Saved entries
•••••

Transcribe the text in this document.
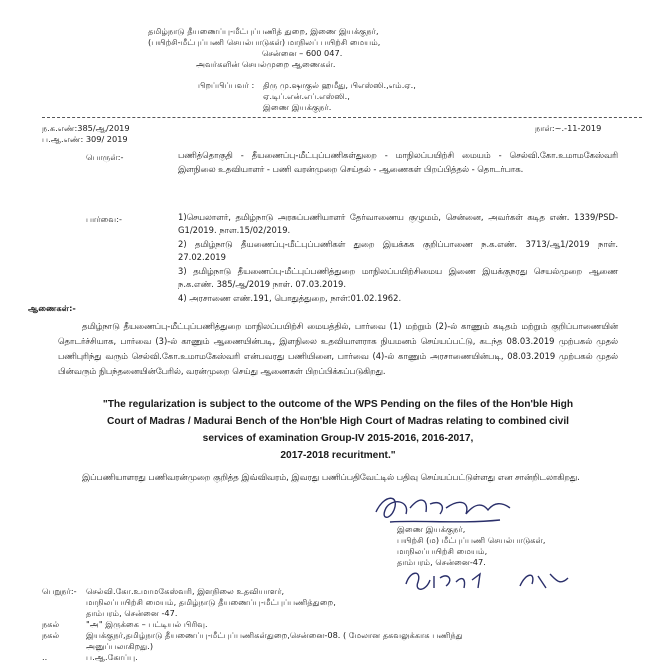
தமிழ்நாடு தீயணைப்பு-மீட்புப்பணித் துறை, இணை இயக்குநர்,
(பயிற்சி-மீட்புப்பணி செயல்பாடுகள்) மாநிலப் பயிற்சி மையம்,
சென்னை – 600 047.
அவர்களின் செயல்முறை ஆணைகள்.
பிறப்பிப்பவர் : திரு மு.ஷாகுல் ஹமீது, பிஎஸ்ஸி.,எம்.ஏ.,
ஏ.டிப்.என்.எப்.எஸ்ஸி.,
இணை இயக்குநர்.
ந.க.எண்:385/ஆ/2019
ப.ஆ.எண்: 309/ 2019
நாள்:~.-11-2019
பொருள்:-	பணித்தொகுதி - தீயணைப்பு-மீட்புப்பணிகள்துறை - மாநிலப்பயிற்சி மையம் - செல்வி.கோ.உமாமகேஸ்வரி இளநிலை உதவியாளர் - பணி வரன்முறை செய்தல் - ஆணைகள் பிறப்பித்தல் - தொடர்பாக.
பார்வை:-	1)செயலாளர், தமிழ்நாடு அரசுப்பணியாளர் தேர்வாணைய குழுமம், சென்னை, அவர்கள் கடித எண். 1339/PSD-G1/2019. நாள.15/02/2019.
2) தமிழ்நாடு தீயணைப்பு-மீட்புப்பணிகள் துறை இயக்கக குறிப்பாணை ந.க.எண். 3713/ஆ1/2019 நாள். 27.02.2019
3) தமிழ்நாடு தீயணைப்பு-மீட்புப்பணித்துறை மாநிலப்பயிற்சிமைய இணை இயக்குநரது செயல்முறை ஆணை ந.க.எண். 385/ஆ/2019 நாள். 07.03.2019.
4) அரசாணை எண்.191, பொதுத்துறை, நாள்:01.02.1962.
ஆணைகள்:-
தமிழ்நாடு தீயணைப்பு-மீட்புப்பணித்துறை மாநிலப்பயிற்சி மையத்தில், பார்வை (1) மற்றும் (2)-ல் காணும் கடிதம் மற்றும் குறிப்பாணையின் தொடர்ச்சியாக, பார்வை (3)-ல் காணும் ஆணையின்படி, இளநிலை உதவியாளராக நியமனம் செய்யப்பட்டு, கடந்த 08.03.2019 முற்பகல் முதல் பணிபுரிந்து வரும் செல்வி.கோ.உமாமகேஸ்வரி என்பவரது பணியினை, பார்வை (4)-ல் காணும் அரசாணையின்படி, 08.03.2019 முற்பகல் முதல் பின்வரும் நிபந்தனையின்பேரில், வரன்முறை செய்து ஆணைகள் பிறப்பிக்கப்படுகிறது.
"The regularization is subject to the outcome of the WPS Pending on the files of the Hon'ble High
Court of Madras / Madurai Bench of the Hon'ble High Court of Madras relating to combined civil
services of examination Group-IV 2015-2016, 2016-2017,
2017-2018 recuritment."
இப்பணியாளரது பணிவரன்முறை குறித்த இவ்விவரம், இவரது பணிப்பதிவேட்டில் பதிவு செய்யப்பட்டுள்ளது என சான்றிடலாகிறது.
இணை இயக்குநர்,
பயிற்சி (ம) மீட்புப்பணி செயல்பாடுகள்,
மாநிலப்பயிற்சி மையம்,
தாம்பரம், சென்னை-47.
பெறுநர்:- செல்வி.கோ.உமாமகேஸ்வரி, இளநிலை உதவியாளர்,
மாநிலப்பயிற்சி மையம், தமிழ்நாடு தீயணைப்பு-மீட்புப்பணித்துறை,
தாம்பரம், சென்னை -47.
நகல்	"அ" இருக்கை – பட்டியல் பிரிவு.
நகல்	இயக்குநர்,தமிழ்நாடு தீயணைப்பு-மீட்புப்பணிகள்துறை,சென்னை-08. ( மேலான தகவலுக்காக பணிந்து
அனுப்பலாகிறது.)
ப.ஆ.கோப்பு.
..
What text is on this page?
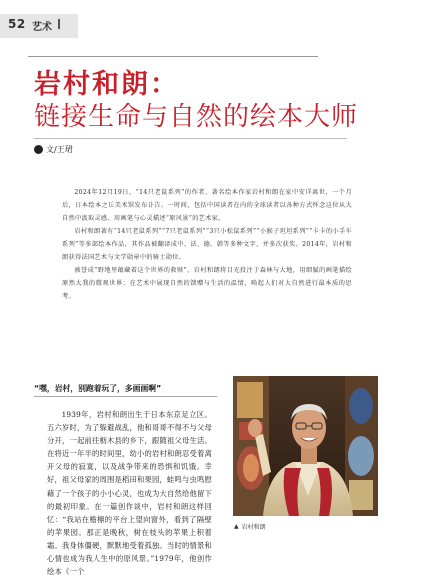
52 艺术
岩村和朗：
链接生命与自然的绘本大师
文/王珺

2024年12月19日，“14只老鼠系列”的作者、著名绘本作家岩村和朗在家中安详离世，一个月后，日本绘本之丘美术馆发布讣告。一时间，包括中国读者在内的全球读者以各种方式怀念这位从大自然中汲取灵感、用画笔与心灵描述“原风景”的艺术家。

岩村和朗著有“14只老鼠系列”“7只老鼠系列”“3只小松鼠系列”“小猴子坦坦系列”“卡卡的小手车系列”等多部绘本作品，其作品被翻译成中、法、德、韩等多种文字，并多次获奖。2014年，岩村和朗获得法国艺术与文学勋章中的骑士勋位。

被誉成“野地里蕴藏着这个世界的救赎”，岩村和朗将目光投注于森林与大地，用细腻的画笔描绘原然大我的微观世界；在艺术中展现自然的馈赠与生活的温情，唤起人们对大自然进行最本质的思考。

“嘿，岩村，别跑着玩了，多画画啊”

1939年，岩村和朗出生于日本东京足立区。五六岁时，为了躲避战乱，他和哥哥不得不与父母分开，一起前往枥木县的乡下，跟随祖父母生活。在将近一年半的时间里，幼小的岩村和朗忍受着离开父母的寂寞，以及战争带来的恐惧和饥饿。幸好，祖父母家的周围是稻田和果园，蛙鸣与虫鸣慰藉了一个孩子的小小心灵，也成为大自然给他留下的最初印象。在一篇创作谈中，岩村和朗这样回忆：“我站在檐檩的平台上望向窗外，看到了隔壁的苹果园。那正是晚秋，树在枝头的苹果上积着霜。我身体僵硬，默默地受着孤独。当时的情景和心情也成为我人生中的原风景。”1979年，他创作绘本《一个

▲ 岩村和朗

•••••

## [Task statement]
Filter the entries down to the lines with the word "High" in them.

## [Output for this task]
"The regularization is subject to the outcome of the WPS Pending on the files of the Hon'ble High
Court of Madras / Madurai Bench of the Hon'ble High Court of Madras relating to combined civil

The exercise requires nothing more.